REQUIREMENT
Quote the entries word for word. Omit the pictures.
═════ DATA SUPPLIED
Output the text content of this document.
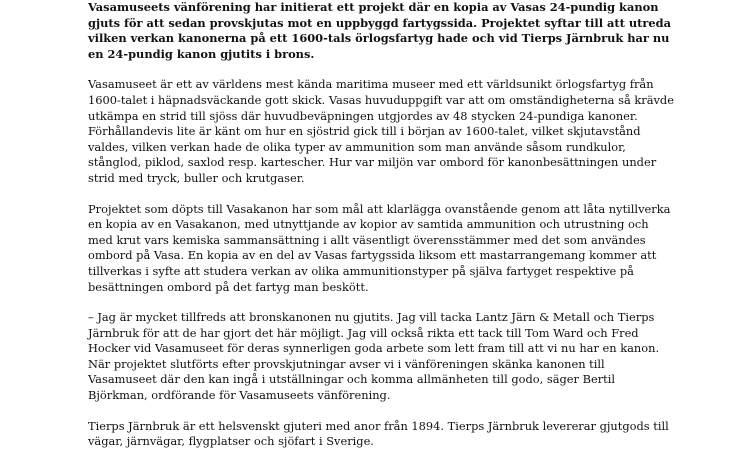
Vasamuseets vänförening har initierat ett projekt där en kopia av Vasas 24-pundig kanon gjuts för att sedan provskjutas mot en uppbyggd fartygssida. Projektet syftar till att utreda vilken verkan kanonerna på ett 1600-tals örlogsfartyg hade och vid Tierps Järnbruk har nu en 24-pundig kanon gjutits i brons.

Vasamuseet är ett av världens mest kända maritima museer med ett världsunikt örlogsfartyg från 1600-talet i häpnadsväckande gott skick. Vasas huvuduppgift var att om omständigheterna så krävde utkämpa en strid till sjöss där huvudbeväpningen utgjordes av 48 stycken 24-pundiga kanoner. Förhållandevis lite är känt om hur en sjöstrid gick till i början av 1600-talet, vilket skjutavstånd valdes, vilken verkan hade de olika typer av ammunition som man använde såsom rundkulor, stånglod, piklod, saxlod resp. kartescher. Hur var miljön var ombord för kanonbesättningen under strid med tryck, buller och krutgaser.

Projektet som döpts till Vasakanon har som mål att klarlägga ovanstående genom att låta nytillverka en kopia av en Vasakanon, med utnyttjande av kopior av samtida ammunition och utrustning och med krut vars kemiska sammansättning i allt väsentligt överensstämmer med det som användes ombord på Vasa. En kopia av en del av Vasas fartygssida liksom ett mastarrangemang kommer att tillverkas i syfte att studera verkan av olika ammunitionstyper på själva fartyget respektive på besättningen ombord på det fartyg man beskött.

– Jag är mycket tillfreds att bronskanonen nu gjutits. Jag vill tacka Lantz Järn & Metall och Tierps Järnbruk för att de har gjort det här möjligt. Jag vill också rikta ett tack till Tom Ward och Fred Hocker vid Vasamuseet för deras synnerligen goda arbete som lett fram till att vi nu har en kanon. När projektet slutförts efter provskjutningar avser vi i vänföreningen skänka kanonen till Vasamuseet där den kan ingå i utställningar och komma allmänheten till godo, säger Bertil Björkman, ordförande för Vasamuseets vänförening.

Tierps Järnbruk är ett helsvenskt gjuteri med anor från 1894. Tierps Järnbruk levererar gjutgods till vägar, järnvägar, flygplatser och sjöfart i Sverige.
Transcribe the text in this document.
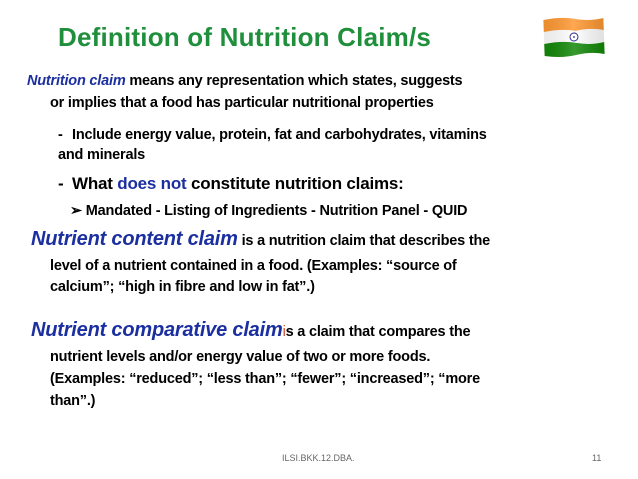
Definition of Nutrition Claim/s
Nutrition claim means any representation which states, suggests
or implies that a food has particular nutritional properties
- Include energy value, protein, fat and carbohydrates, vitamins
and minerals
- What does not constitute nutrition claims:
➢ Mandated - Listing of Ingredients - Nutrition Panel - QUID
Nutrient content claim is a nutrition claim that describes the
level of a nutrient contained in a food. (Examples: “source of
calcium”; “high in fibre and low in fat”.)
Nutrient comparative claimis a claim that compares the
nutrient levels and/or energy value of two or more foods.
(Examples: “reduced”; “less than”; “fewer”; “increased”; “more
than”.)
ILSI.BKK.12.DBA.	11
══════════
ANSWER TO THE PROBLEM
Output the text content of this document.
Vasamuseets vänförening har initierat ett projekt där en kopia av Vasas 24-pundig kanon gjuts för att sedan provskjutas mot en uppbyggd fartygssida. Projektet syftar till att utreda vilken verkan kanonerna på ett 1600-tals örlogsfartyg hade och vid Tierps Järnbruk har nu en 24-pundig kanon gjutits i brons.

Vasamuseet är ett av världens mest kända maritima museer med ett världsunikt örlogsfartyg från 1600-talet i häpnadsväckande gott skick. Vasas huvuduppgift var att om omständigheterna så krävde utkämpa en strid till sjöss där huvudbeväpningen utgjordes av 48 stycken 24-pundiga kanoner. Förhållandevis lite är känt om hur en sjöstrid gick till i början av 1600-talet, vilket skjutavstånd valdes, vilken verkan hade de olika typer av ammunition som man använde såsom rundkulor, stånglod, piklod, saxlod resp. kartescher. Hur var miljön var ombord för kanonbesättningen under strid med tryck, buller och krutgaser.

Projektet som döpts till Vasakanon har som mål att klarlägga ovanstående genom att låta nytillverka en kopia av en Vasakanon, med utnyttjande av kopior av samtida ammunition och utrustning och med krut vars kemiska sammansättning i allt väsentligt överensstämmer med det som användes ombord på Vasa. En kopia av en del av Vasas fartygssida liksom ett mastarrangemang kommer att tillverkas i syfte att studera verkan av olika ammunitionstyper på själva fartyget respektive på besättningen ombord på det fartyg man beskött.

– Jag är mycket tillfreds att bronskanonen nu gjutits. Jag vill tacka Lantz Järn & Metall och Tierps Järnbruk för att de har gjort det här möjligt. Jag vill också rikta ett tack till Tom Ward och Fred Hocker vid Vasamuseet för deras synnerligen goda arbete som lett fram till att vi nu har en kanon. När projektet slutförts efter provskjutningar avser vi i vänföreningen skänka kanonen till Vasamuseet där den kan ingå i utställningar och komma allmänheten till godo, säger Bertil Björkman, ordförande för Vasamuseets vänförening.

Tierps Järnbruk är ett helsvenskt gjuteri med anor från 1894. Tierps Järnbruk levererar gjutgods till vägar, järnvägar, flygplatser och sjöfart i Sverige.
Transcribe the text in this document.
Definition of Nutrition Claim/s
Nutrition claim means any representation which states, suggests
or implies that a food has particular nutritional properties
- Include energy value, protein, fat and carbohydrates, vitamins
and minerals
- What does not constitute nutrition claims:
➢ Mandated - Listing of Ingredients - Nutrition Panel - QUID
Nutrient content claim is a nutrition claim that describes the
level of a nutrient contained in a food. (Examples: “source of
calcium”; “high in fibre and low in fat”.)
Nutrient comparative claimis a claim that compares the
nutrient levels and/or energy value of two or more foods.
(Examples: “reduced”; “less than”; “fewer”; “increased”; “more
than”.)
ILSI.BKK.12.DBA.	11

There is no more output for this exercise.